— begin INPUT MATERIAL —

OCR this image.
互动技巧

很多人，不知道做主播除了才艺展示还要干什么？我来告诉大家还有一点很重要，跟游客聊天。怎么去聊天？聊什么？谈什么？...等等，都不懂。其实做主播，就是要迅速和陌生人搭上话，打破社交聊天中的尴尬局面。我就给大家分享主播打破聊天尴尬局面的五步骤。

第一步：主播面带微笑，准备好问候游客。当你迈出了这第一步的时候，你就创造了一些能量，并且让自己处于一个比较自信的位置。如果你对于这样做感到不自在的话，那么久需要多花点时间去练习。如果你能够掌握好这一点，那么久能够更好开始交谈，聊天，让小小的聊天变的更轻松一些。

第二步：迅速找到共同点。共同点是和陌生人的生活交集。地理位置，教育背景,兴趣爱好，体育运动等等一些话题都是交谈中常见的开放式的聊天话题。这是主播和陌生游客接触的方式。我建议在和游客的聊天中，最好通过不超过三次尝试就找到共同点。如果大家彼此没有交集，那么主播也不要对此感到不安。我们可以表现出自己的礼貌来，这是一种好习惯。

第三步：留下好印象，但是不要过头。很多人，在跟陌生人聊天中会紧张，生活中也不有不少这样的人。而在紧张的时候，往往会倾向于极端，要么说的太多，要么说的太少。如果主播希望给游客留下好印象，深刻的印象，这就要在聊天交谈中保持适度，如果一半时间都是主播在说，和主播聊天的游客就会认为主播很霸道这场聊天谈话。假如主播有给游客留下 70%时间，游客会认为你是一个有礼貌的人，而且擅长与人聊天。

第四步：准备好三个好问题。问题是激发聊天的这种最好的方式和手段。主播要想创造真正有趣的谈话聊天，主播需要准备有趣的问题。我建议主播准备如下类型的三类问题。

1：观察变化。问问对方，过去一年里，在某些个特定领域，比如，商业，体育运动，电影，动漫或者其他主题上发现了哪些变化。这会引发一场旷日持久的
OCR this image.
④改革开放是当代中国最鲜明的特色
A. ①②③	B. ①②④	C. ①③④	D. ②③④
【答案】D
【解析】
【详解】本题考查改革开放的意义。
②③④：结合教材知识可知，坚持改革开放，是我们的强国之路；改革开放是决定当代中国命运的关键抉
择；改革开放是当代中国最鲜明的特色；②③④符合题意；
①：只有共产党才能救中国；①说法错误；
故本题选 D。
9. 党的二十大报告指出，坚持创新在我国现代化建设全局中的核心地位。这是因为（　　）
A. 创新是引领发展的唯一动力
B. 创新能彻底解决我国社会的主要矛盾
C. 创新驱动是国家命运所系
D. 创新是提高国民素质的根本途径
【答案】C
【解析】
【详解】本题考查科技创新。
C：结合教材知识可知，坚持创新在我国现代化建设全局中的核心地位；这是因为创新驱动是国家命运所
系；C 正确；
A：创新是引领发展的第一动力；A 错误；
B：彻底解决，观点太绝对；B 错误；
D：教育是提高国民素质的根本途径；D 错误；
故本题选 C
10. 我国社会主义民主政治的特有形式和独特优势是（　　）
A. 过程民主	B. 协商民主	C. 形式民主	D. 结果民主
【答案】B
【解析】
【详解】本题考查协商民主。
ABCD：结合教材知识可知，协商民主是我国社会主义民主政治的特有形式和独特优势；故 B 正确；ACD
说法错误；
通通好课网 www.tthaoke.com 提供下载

— end INPUT MATERIAL —

THE REQUEST
Say the number of lines in the listing that hold "结合教材知识可知", with no added words.

FINAL ANSWER
3